===== Source material =====

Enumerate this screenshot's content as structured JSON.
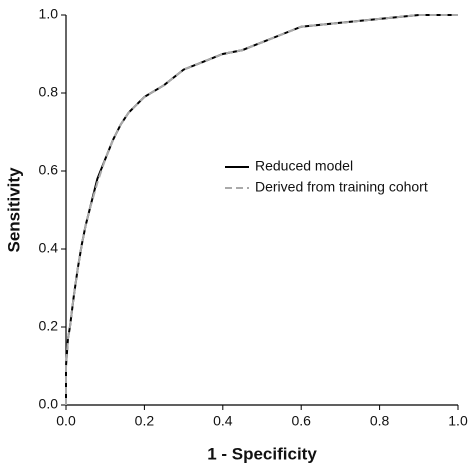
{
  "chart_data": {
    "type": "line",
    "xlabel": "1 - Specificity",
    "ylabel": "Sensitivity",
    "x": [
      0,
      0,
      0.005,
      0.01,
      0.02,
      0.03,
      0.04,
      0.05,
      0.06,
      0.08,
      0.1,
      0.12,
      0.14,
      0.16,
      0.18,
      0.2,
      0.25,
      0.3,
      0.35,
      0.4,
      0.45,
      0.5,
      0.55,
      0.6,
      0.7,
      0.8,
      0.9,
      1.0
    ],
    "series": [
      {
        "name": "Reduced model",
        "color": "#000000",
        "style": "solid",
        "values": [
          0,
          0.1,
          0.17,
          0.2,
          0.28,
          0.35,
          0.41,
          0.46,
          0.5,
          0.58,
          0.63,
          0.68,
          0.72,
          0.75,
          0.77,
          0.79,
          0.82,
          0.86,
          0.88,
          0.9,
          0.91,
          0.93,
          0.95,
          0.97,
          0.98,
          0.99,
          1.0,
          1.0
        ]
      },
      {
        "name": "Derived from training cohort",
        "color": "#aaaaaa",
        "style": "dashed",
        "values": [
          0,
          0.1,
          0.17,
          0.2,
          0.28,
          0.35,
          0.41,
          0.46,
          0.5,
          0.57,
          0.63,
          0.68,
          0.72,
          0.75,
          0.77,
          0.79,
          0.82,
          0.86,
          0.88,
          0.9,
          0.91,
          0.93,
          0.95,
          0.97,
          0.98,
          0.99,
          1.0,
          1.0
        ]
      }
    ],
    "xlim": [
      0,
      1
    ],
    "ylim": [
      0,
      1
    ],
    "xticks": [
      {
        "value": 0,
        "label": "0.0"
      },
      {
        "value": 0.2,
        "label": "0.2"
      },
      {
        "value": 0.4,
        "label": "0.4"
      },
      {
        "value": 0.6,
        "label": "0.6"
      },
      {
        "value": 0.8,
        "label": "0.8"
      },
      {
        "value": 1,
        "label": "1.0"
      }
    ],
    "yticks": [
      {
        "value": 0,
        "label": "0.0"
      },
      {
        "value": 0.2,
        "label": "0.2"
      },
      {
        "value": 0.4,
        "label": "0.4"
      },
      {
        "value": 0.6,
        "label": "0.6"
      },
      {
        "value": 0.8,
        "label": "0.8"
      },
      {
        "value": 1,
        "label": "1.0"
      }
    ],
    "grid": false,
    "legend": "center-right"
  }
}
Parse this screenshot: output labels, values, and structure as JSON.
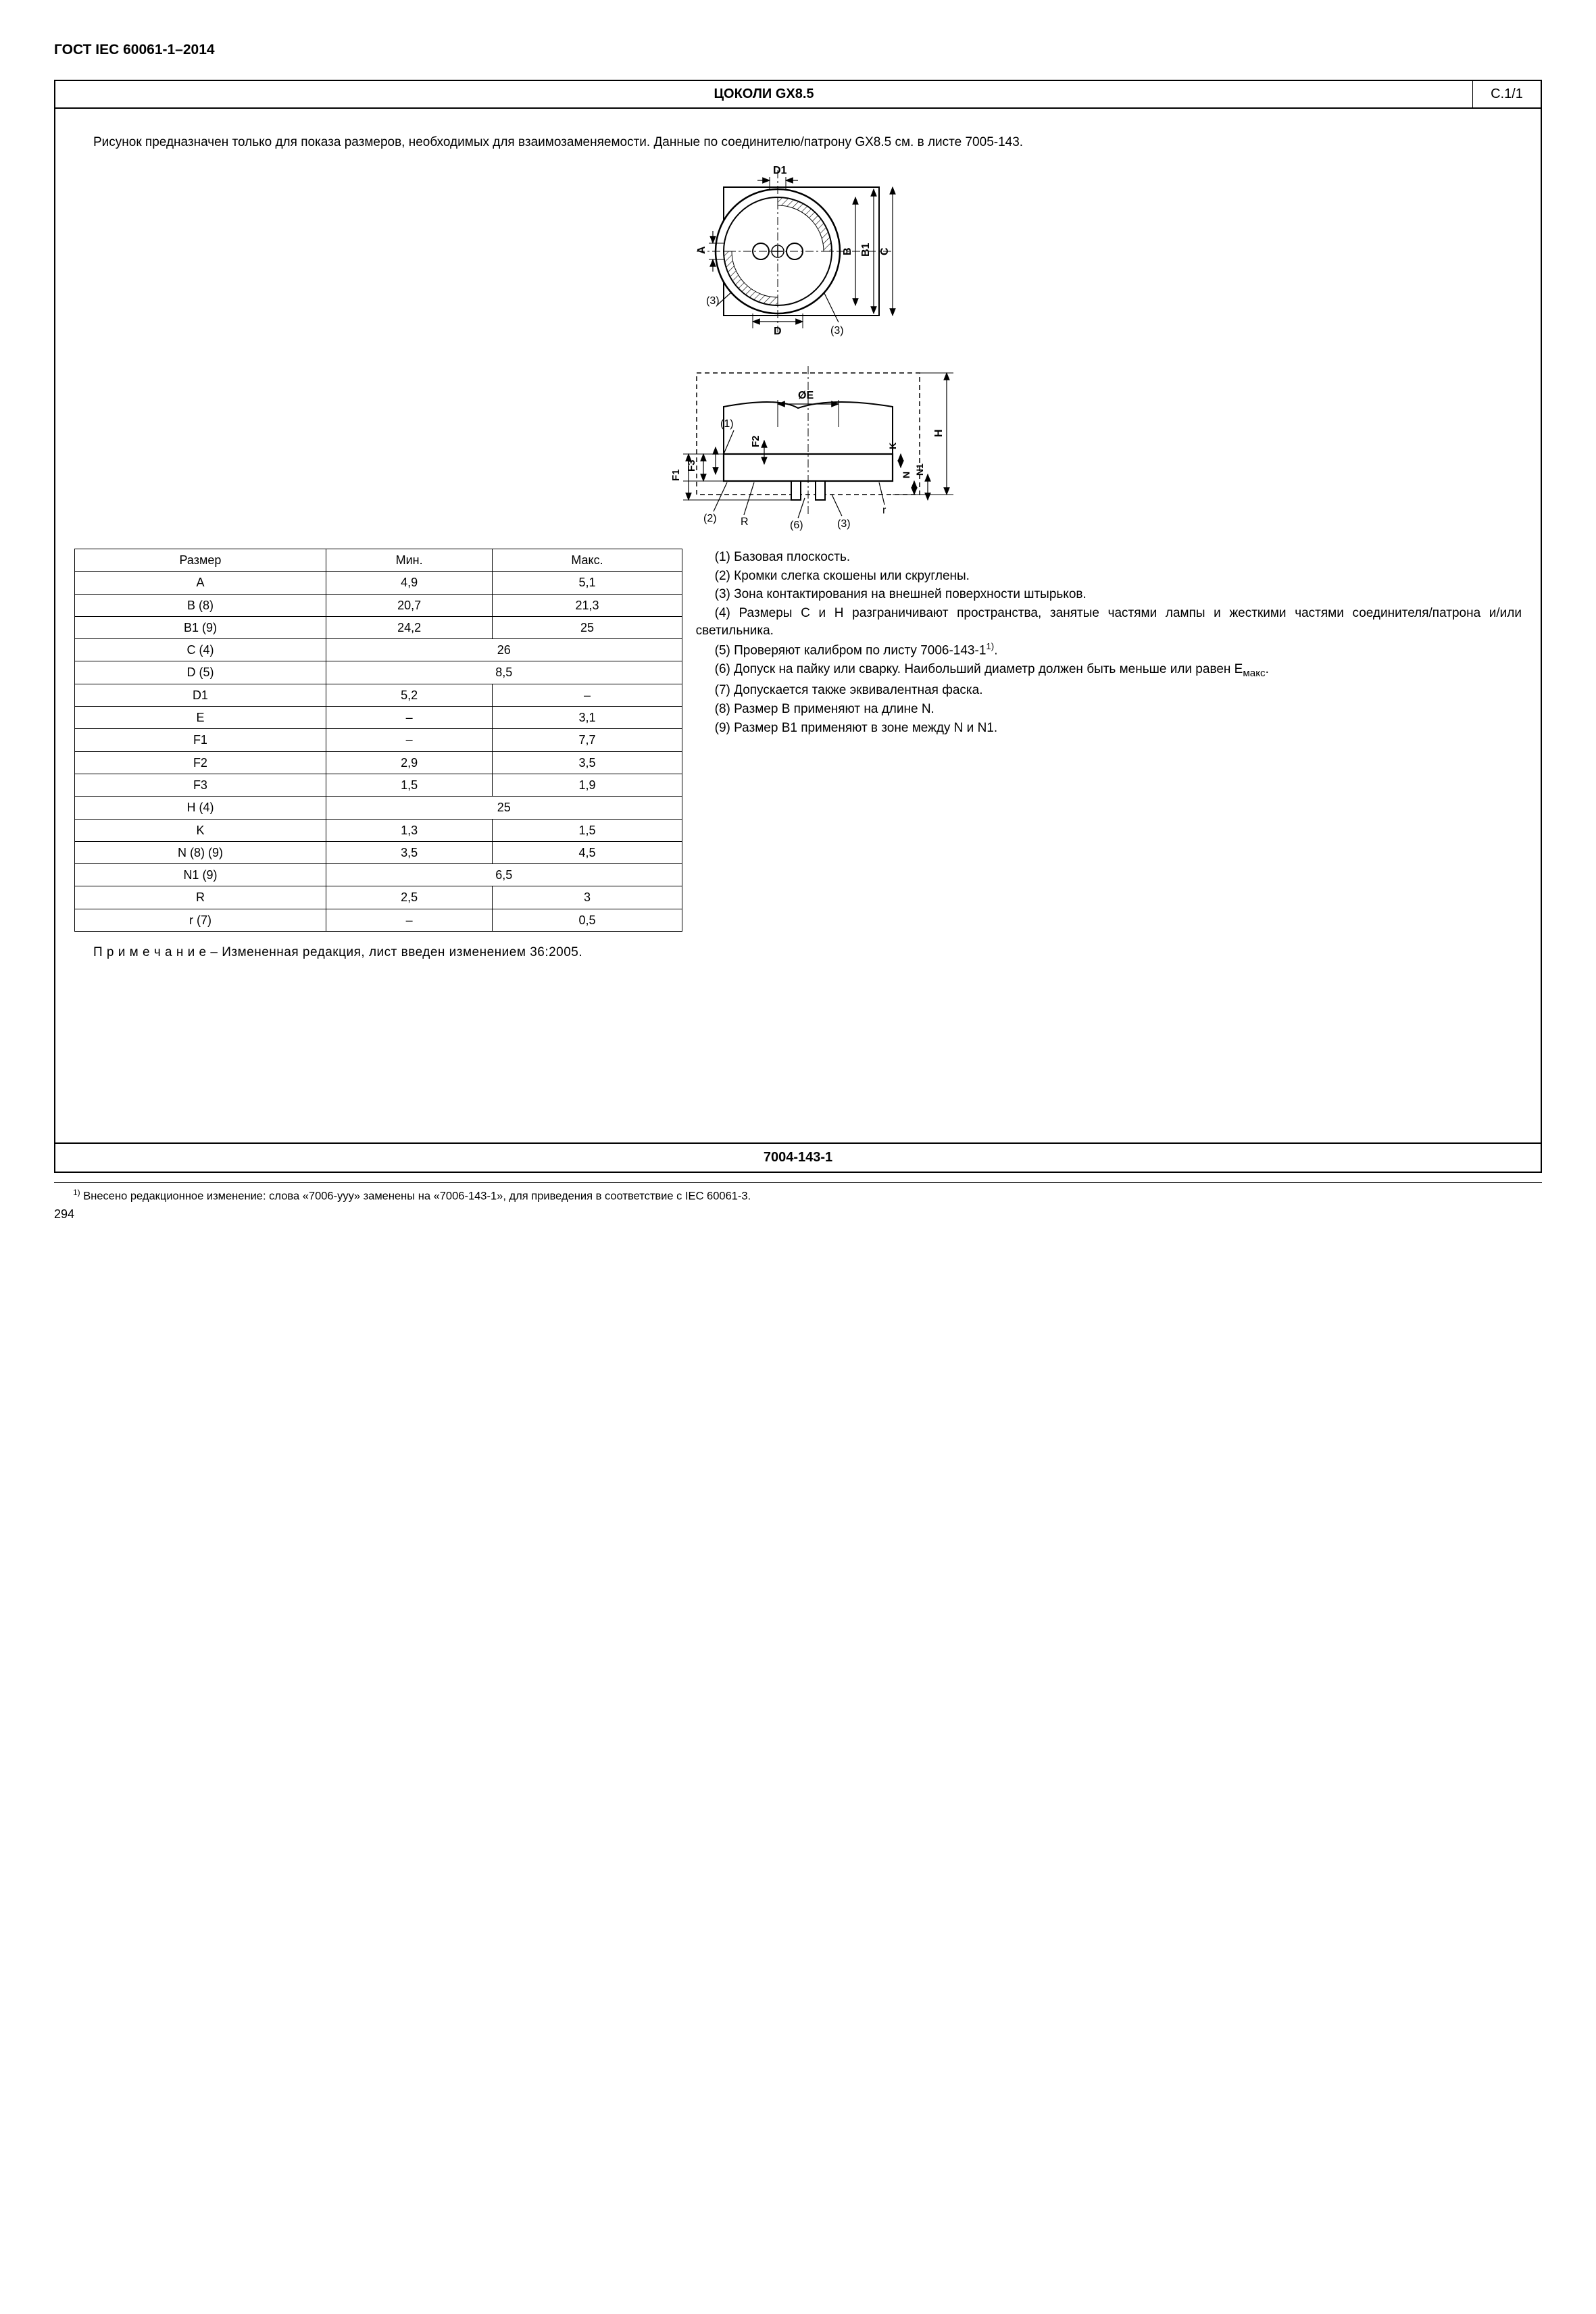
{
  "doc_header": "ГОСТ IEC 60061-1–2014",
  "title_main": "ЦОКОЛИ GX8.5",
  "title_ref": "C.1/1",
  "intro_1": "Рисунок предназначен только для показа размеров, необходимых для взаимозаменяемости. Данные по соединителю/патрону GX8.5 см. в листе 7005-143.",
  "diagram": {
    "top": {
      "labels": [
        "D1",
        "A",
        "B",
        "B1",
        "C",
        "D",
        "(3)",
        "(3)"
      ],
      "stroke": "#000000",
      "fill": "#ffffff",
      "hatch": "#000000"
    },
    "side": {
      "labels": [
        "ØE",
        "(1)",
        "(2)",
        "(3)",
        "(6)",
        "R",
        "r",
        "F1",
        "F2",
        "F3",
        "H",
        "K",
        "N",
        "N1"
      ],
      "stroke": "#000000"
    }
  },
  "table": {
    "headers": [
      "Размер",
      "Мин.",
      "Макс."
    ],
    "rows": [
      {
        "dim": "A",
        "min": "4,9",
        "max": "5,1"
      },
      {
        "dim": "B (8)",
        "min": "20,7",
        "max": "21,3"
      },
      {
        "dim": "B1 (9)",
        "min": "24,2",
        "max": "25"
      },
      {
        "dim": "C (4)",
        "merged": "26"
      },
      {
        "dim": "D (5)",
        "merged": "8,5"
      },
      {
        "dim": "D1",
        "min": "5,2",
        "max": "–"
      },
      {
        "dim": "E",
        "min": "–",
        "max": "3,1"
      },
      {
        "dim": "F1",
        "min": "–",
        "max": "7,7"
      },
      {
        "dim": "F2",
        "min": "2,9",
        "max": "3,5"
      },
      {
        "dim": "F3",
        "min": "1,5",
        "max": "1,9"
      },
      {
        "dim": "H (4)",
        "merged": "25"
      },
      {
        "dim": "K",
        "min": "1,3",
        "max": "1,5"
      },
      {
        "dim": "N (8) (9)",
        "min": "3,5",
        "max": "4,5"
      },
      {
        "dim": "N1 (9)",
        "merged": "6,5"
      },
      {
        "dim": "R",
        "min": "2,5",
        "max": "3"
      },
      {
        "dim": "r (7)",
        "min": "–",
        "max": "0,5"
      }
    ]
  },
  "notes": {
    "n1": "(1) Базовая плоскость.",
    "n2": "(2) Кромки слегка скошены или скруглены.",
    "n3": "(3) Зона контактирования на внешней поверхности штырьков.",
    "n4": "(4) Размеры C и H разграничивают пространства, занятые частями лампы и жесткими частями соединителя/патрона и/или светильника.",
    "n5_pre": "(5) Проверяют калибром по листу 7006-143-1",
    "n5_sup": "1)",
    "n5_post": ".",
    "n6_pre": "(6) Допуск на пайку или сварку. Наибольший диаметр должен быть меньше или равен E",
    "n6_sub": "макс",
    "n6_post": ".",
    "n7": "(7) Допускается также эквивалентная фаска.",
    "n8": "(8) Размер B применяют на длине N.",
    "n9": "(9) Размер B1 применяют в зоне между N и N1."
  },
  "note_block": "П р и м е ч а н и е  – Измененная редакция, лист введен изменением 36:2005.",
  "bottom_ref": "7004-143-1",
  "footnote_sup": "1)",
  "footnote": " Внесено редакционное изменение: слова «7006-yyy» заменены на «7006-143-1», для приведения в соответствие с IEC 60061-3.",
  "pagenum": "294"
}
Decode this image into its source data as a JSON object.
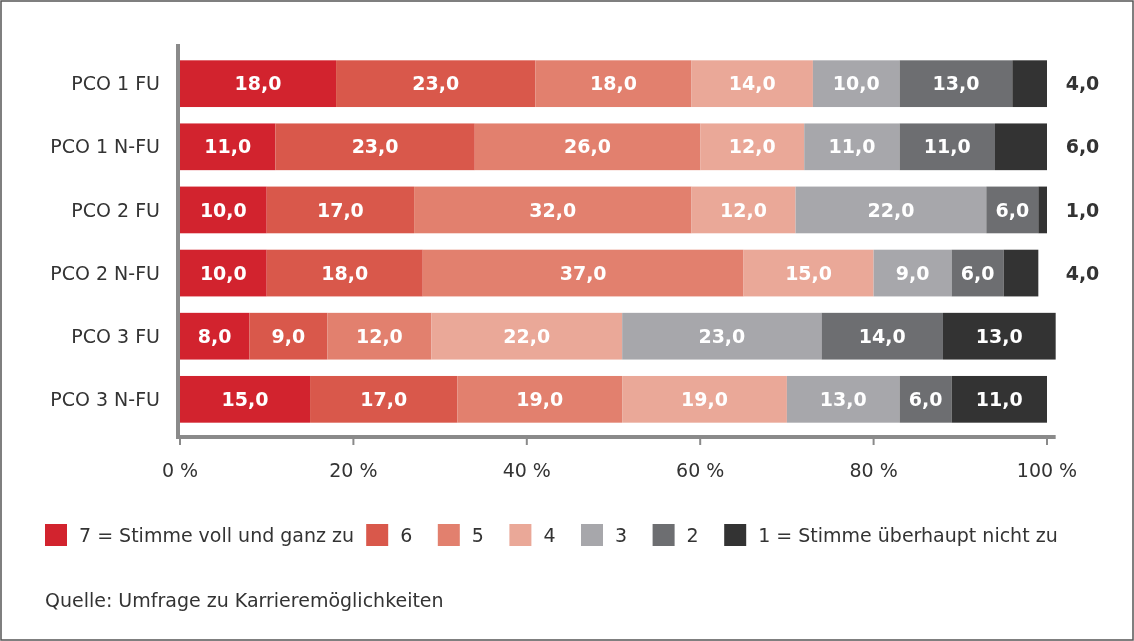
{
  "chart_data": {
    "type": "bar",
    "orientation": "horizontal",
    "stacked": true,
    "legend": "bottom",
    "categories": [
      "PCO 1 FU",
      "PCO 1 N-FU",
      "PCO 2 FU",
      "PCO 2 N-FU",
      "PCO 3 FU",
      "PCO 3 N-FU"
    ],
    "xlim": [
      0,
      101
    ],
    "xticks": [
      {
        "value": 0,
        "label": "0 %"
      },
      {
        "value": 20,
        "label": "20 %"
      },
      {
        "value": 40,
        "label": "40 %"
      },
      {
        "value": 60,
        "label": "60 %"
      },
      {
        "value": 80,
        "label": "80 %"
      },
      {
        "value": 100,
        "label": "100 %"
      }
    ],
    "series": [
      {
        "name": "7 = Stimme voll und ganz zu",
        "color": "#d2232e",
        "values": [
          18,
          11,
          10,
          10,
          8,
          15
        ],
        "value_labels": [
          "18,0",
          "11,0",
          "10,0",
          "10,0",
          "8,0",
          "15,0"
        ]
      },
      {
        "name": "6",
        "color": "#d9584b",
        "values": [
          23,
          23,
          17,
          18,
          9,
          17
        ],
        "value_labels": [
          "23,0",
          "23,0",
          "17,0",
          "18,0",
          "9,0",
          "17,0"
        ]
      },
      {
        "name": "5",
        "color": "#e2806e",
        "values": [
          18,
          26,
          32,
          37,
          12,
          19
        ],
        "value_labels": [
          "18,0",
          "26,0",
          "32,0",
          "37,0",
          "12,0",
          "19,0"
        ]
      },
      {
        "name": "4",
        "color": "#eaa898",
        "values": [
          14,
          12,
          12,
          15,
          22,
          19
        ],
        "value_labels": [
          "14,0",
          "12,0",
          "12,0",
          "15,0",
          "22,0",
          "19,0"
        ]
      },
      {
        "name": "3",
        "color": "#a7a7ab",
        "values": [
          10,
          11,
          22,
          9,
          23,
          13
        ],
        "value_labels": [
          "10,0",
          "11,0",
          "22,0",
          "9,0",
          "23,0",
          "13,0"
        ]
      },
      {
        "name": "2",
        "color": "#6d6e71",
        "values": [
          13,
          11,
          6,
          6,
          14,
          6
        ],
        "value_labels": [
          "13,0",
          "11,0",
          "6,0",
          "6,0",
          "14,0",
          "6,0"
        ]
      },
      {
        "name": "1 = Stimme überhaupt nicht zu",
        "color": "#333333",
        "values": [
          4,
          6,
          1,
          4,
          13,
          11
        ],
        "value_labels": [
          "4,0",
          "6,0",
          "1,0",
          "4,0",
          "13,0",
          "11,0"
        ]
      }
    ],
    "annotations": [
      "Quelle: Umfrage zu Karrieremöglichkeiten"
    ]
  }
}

=====

■ Direction ■
Show every line of the records above that contains the word "merged".

■ Written answer ■
        "merged": "26"
        "merged": "8,5"
        "merged": "25"
        "merged": "6,5"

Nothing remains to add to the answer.